- **GIVEN REQUEST**
Could you copy out every entry below word for word, leaving out the pictures?

- **MATERIAL PROVIDED**
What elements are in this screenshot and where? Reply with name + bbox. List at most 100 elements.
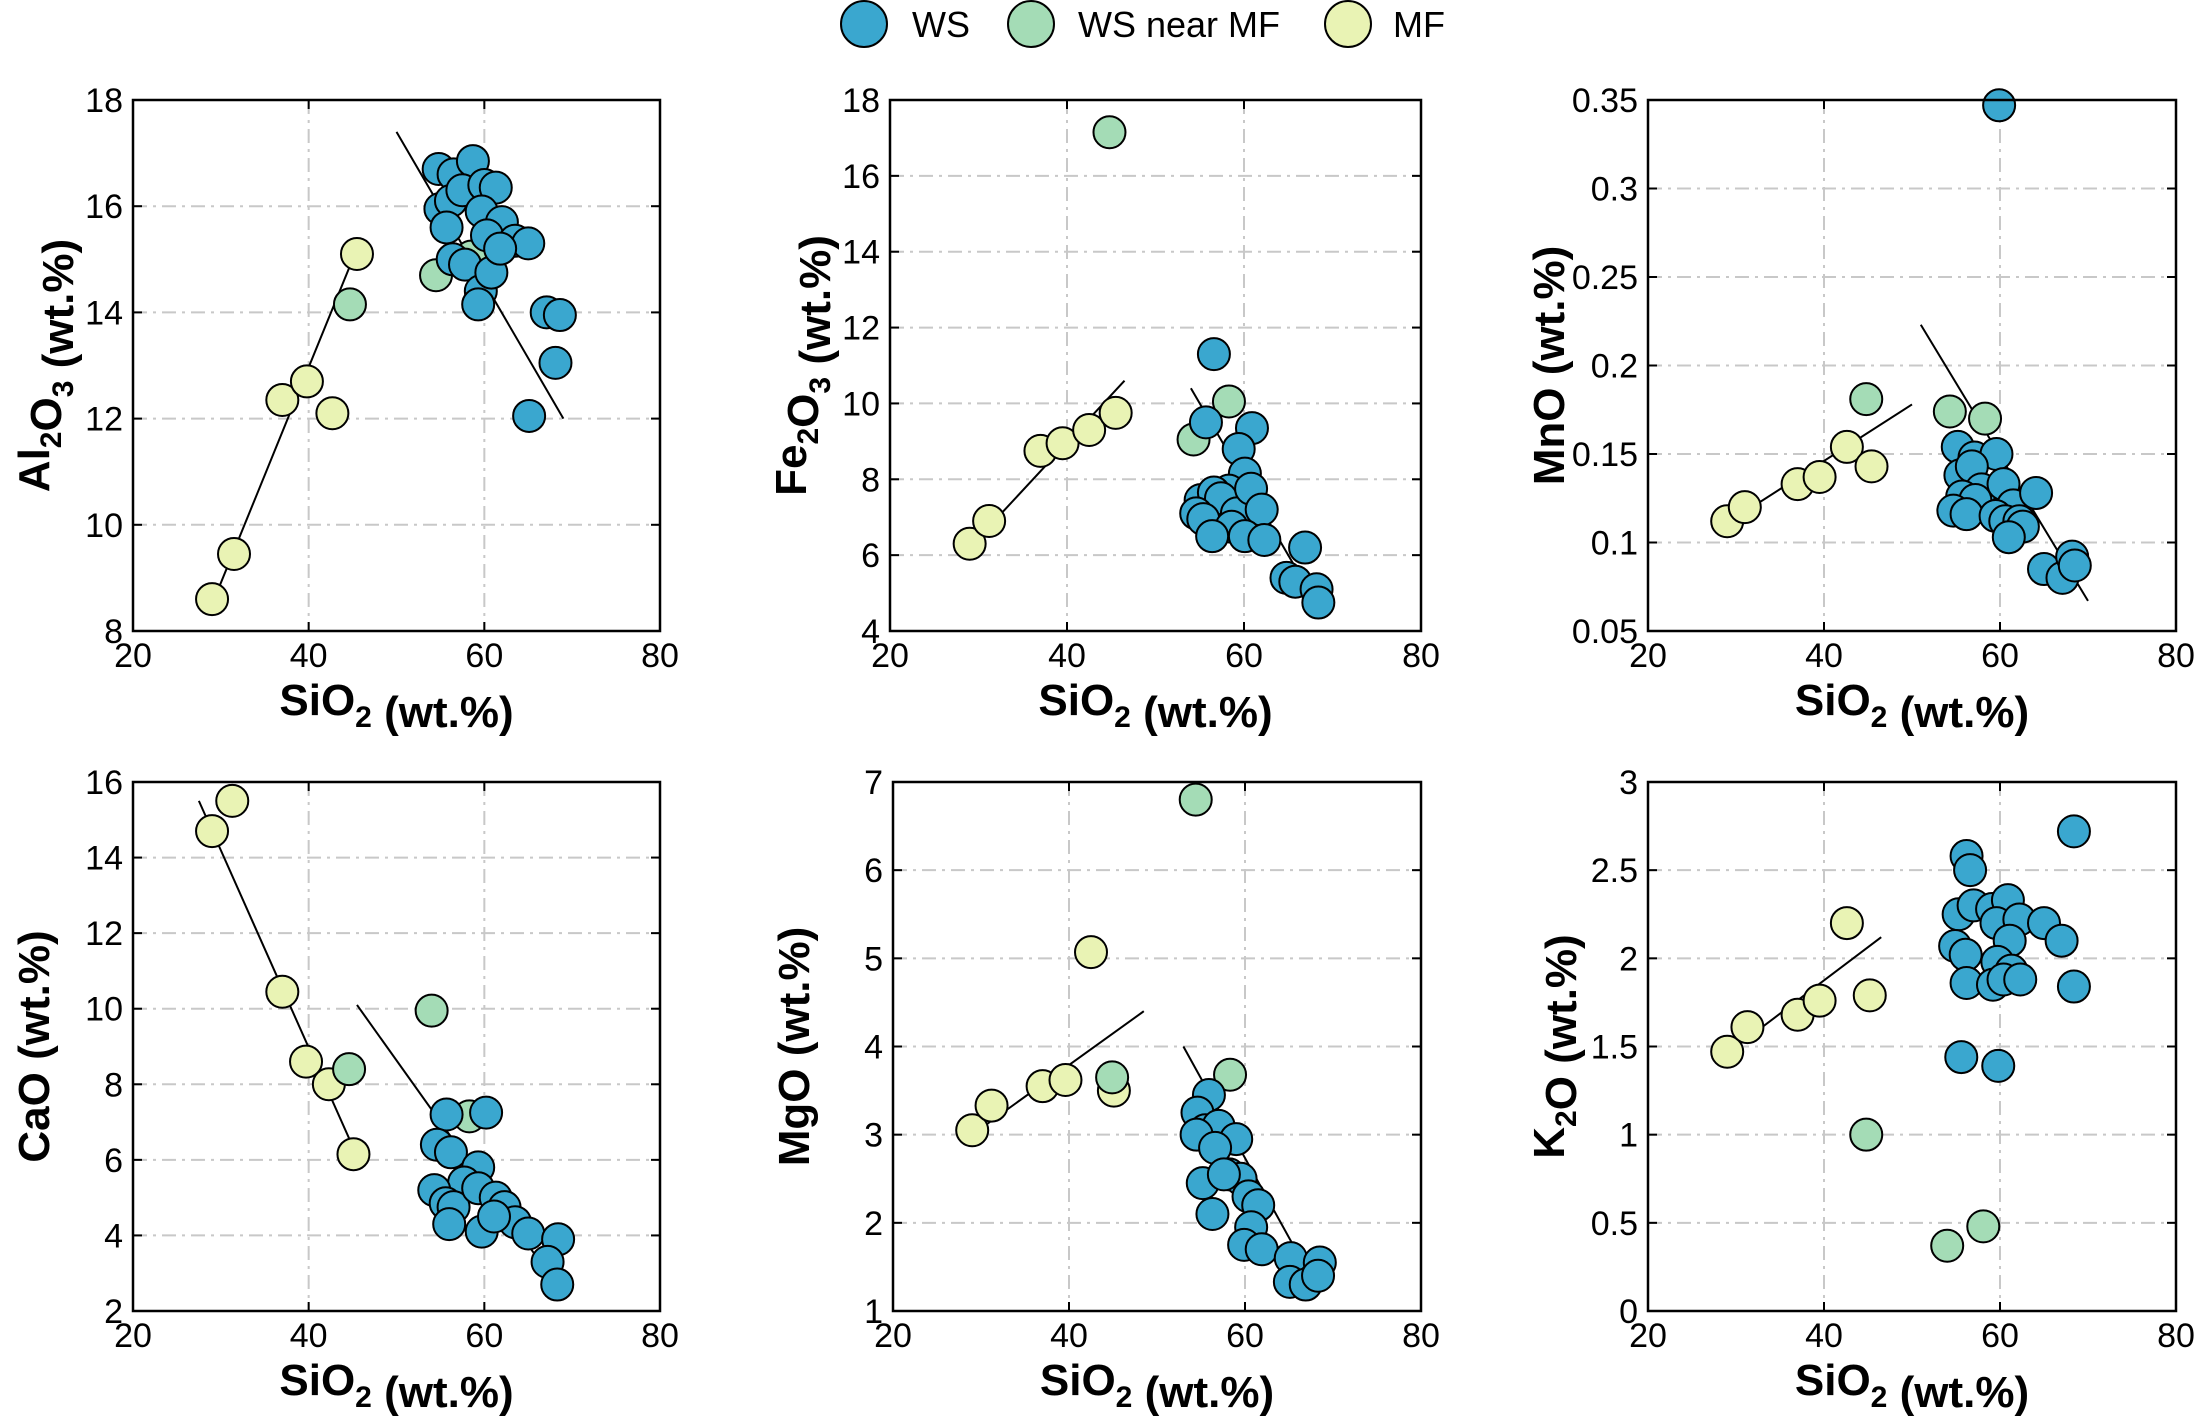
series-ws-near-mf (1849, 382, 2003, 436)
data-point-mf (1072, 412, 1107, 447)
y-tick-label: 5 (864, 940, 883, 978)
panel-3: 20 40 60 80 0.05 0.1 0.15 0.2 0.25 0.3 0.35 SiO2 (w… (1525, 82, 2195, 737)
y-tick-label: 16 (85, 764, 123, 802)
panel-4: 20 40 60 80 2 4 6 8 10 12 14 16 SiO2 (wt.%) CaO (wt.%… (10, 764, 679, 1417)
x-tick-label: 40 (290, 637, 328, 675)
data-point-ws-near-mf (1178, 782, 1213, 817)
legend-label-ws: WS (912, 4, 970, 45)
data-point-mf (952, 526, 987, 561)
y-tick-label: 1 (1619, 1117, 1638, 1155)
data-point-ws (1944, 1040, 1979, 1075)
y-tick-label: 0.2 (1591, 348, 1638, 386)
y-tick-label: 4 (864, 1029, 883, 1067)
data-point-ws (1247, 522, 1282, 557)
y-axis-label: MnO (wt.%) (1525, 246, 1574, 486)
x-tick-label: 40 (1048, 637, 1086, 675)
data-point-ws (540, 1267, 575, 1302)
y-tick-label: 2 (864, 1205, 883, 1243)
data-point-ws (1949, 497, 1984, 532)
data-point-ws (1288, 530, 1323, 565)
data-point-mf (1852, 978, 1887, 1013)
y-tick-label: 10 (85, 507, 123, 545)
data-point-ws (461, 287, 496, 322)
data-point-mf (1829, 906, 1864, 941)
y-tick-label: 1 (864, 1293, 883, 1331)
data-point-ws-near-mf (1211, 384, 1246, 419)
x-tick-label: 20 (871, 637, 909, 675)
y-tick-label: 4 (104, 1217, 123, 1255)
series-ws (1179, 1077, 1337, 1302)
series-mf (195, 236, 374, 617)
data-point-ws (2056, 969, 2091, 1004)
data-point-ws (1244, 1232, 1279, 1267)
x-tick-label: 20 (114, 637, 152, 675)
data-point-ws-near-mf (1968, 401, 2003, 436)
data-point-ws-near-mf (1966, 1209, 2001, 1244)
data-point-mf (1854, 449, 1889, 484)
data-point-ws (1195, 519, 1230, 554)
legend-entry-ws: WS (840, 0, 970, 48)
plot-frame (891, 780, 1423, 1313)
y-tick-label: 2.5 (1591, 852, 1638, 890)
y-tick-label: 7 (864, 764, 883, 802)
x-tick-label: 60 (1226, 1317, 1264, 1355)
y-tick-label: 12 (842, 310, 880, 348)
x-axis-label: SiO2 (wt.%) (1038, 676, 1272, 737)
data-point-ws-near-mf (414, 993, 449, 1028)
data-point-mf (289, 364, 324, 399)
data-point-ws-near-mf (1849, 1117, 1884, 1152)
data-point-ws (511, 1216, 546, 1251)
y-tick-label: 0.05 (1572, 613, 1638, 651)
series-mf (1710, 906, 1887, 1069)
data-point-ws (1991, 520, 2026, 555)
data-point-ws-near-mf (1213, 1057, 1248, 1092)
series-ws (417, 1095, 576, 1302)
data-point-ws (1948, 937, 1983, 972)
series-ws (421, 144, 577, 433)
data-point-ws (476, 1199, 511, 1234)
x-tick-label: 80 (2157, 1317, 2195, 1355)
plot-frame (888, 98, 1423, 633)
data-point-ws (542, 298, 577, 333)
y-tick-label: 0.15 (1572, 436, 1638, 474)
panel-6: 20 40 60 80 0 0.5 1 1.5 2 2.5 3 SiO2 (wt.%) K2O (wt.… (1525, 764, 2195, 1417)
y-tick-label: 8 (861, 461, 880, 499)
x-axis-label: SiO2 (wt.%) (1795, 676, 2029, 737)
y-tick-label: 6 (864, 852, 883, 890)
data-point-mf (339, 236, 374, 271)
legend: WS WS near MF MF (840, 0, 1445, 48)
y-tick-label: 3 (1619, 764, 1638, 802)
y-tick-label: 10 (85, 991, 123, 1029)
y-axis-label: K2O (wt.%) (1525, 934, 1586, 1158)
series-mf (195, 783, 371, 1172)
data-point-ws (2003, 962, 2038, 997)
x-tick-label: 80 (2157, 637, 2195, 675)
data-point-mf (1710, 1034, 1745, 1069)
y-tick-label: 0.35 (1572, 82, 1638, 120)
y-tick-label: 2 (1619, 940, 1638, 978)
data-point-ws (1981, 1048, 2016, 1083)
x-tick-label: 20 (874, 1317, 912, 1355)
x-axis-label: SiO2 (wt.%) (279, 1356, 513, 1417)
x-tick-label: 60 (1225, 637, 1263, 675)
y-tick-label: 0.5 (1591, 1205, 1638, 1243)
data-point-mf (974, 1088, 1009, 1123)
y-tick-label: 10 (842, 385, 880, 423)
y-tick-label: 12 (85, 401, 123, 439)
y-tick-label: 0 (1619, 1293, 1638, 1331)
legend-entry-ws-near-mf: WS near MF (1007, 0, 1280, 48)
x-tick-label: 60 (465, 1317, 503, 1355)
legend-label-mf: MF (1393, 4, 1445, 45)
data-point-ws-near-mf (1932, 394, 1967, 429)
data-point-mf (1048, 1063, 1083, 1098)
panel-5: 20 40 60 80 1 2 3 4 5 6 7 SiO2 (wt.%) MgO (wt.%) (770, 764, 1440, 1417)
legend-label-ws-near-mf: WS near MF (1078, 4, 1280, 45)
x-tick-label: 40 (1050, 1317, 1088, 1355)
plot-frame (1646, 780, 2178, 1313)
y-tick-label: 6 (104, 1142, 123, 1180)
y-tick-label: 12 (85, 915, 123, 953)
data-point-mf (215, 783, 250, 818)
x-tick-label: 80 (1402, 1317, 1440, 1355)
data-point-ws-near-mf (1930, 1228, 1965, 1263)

- **OUTPUT FOR THIS TASK**
What elements are in this screenshot and where? Reply with name + bbox. List at most 100 elements.
series-ws-near-mf (1849, 382, 2003, 436)
data-point-mf (1072, 412, 1107, 447)
y-tick-label: 5 (864, 940, 883, 978)
panel-3: 20 40 60 80 0.05 0.1 0.15 0.2 0.25 0.3 0.35 SiO2 (w… (1525, 82, 2195, 737)
y-tick-label: 16 (85, 764, 123, 802)
panel-4: 20 40 60 80 2 4 6 8 10 12 14 16 SiO2 (wt.%) CaO (wt.%… (10, 764, 679, 1417)
x-tick-label: 40 (290, 637, 328, 675)
data-point-ws-near-mf (1178, 782, 1213, 817)
legend-label-ws: WS (912, 4, 970, 45)
data-point-mf (952, 526, 987, 561)
y-tick-label: 1 (1619, 1117, 1638, 1155)
data-point-ws (1944, 1040, 1979, 1075)
y-tick-label: 0.2 (1591, 348, 1638, 386)
y-tick-label: 4 (864, 1029, 883, 1067)
data-point-ws (1247, 522, 1282, 557)
y-axis-label: MnO (wt.%) (1525, 246, 1574, 486)
x-tick-label: 40 (1048, 637, 1086, 675)
data-point-ws (540, 1267, 575, 1302)
y-tick-label: 2 (864, 1205, 883, 1243)
data-point-ws (1949, 497, 1984, 532)
data-point-ws (1288, 530, 1323, 565)
data-point-mf (1852, 978, 1887, 1013)
y-tick-label: 10 (85, 507, 123, 545)
data-point-ws (461, 287, 496, 322)
data-point-mf (1829, 906, 1864, 941)
y-tick-label: 1 (864, 1293, 883, 1331)
data-point-ws-near-mf (1211, 384, 1246, 419)
x-tick-label: 20 (871, 637, 909, 675)
y-tick-label: 4 (104, 1217, 123, 1255)
series-ws (1179, 1077, 1337, 1302)
series-mf (195, 236, 374, 617)
data-point-ws (2056, 969, 2091, 1004)
data-point-ws (1244, 1232, 1279, 1267)
x-tick-label: 20 (114, 637, 152, 675)
data-point-ws-near-mf (1968, 401, 2003, 436)
data-point-ws-near-mf (1966, 1209, 2001, 1244)
data-point-mf (1854, 449, 1889, 484)
data-point-ws (1195, 519, 1230, 554)
legend-entry-ws: WS (840, 0, 970, 48)
plot-frame (891, 780, 1423, 1313)
y-tick-label: 2.5 (1591, 852, 1638, 890)
y-tick-label: 7 (864, 764, 883, 802)
x-tick-label: 60 (1226, 1317, 1264, 1355)
y-tick-label: 12 (842, 310, 880, 348)
x-axis-label: SiO2 (wt.%) (1038, 676, 1272, 737)
data-point-ws-near-mf (414, 993, 449, 1028)
data-point-mf (289, 364, 324, 399)
data-point-ws-near-mf (1849, 1117, 1884, 1152)
data-point-ws (511, 1216, 546, 1251)
y-tick-label: 0.05 (1572, 613, 1638, 651)
series-mf (1710, 906, 1887, 1069)
data-point-ws (1991, 520, 2026, 555)
data-point-ws-near-mf (1213, 1057, 1248, 1092)
series-ws (417, 1095, 576, 1302)
data-point-ws (1948, 937, 1983, 972)
series-ws (421, 144, 577, 433)
data-point-ws (476, 1199, 511, 1234)
x-tick-label: 80 (2157, 1317, 2195, 1355)
plot-frame (888, 98, 1423, 633)
data-point-ws (542, 298, 577, 333)
y-tick-label: 0.15 (1572, 436, 1638, 474)
panel-6: 20 40 60 80 0 0.5 1 1.5 2 2.5 3 SiO2 (wt.%) K2O (wt.… (1525, 764, 2195, 1417)
y-tick-label: 8 (861, 461, 880, 499)
x-axis-label: SiO2 (wt.%) (1795, 676, 2029, 737)
y-tick-label: 6 (864, 852, 883, 890)
data-point-mf (339, 236, 374, 271)
legend: WS WS near MF MF (840, 0, 1445, 48)
y-tick-label: 3 (1619, 764, 1638, 802)
y-tick-label: 10 (85, 991, 123, 1029)
y-axis-label: K2O (wt.%) (1525, 934, 1586, 1158)
series-mf (195, 783, 371, 1172)
data-point-ws (2003, 962, 2038, 997)
x-tick-label: 80 (2157, 637, 2195, 675)
data-point-mf (1710, 1034, 1745, 1069)
y-tick-label: 0.35 (1572, 82, 1638, 120)
y-tick-label: 2 (1619, 940, 1638, 978)
data-point-ws (1981, 1048, 2016, 1083)
x-tick-label: 20 (874, 1317, 912, 1355)
x-axis-label: SiO2 (wt.%) (279, 1356, 513, 1417)
x-tick-label: 60 (1225, 637, 1263, 675)
y-tick-label: 0.5 (1591, 1205, 1638, 1243)
data-point-mf (974, 1088, 1009, 1123)
y-tick-label: 10 (842, 385, 880, 423)
y-tick-label: 12 (85, 401, 123, 439)
y-tick-label: 0 (1619, 1293, 1638, 1331)
legend-entry-ws-near-mf: WS near MF (1007, 0, 1280, 48)
x-tick-label: 60 (465, 1317, 503, 1355)
legend-label-mf: MF (1393, 4, 1445, 45)
data-point-ws-near-mf (1932, 394, 1967, 429)
data-point-mf (1048, 1063, 1083, 1098)
panel-5: 20 40 60 80 1 2 3 4 5 6 7 SiO2 (wt.%) MgO (wt.%) (770, 764, 1440, 1417)
legend-label-ws-near-mf: WS near MF (1078, 4, 1280, 45)
x-tick-label: 40 (1050, 1317, 1088, 1355)
plot-frame (1646, 780, 2178, 1313)
y-tick-label: 6 (104, 1142, 123, 1180)
y-tick-label: 12 (85, 915, 123, 953)
data-point-mf (215, 783, 250, 818)
x-tick-label: 80 (1402, 1317, 1440, 1355)
data-point-ws-near-mf (1930, 1228, 1965, 1263)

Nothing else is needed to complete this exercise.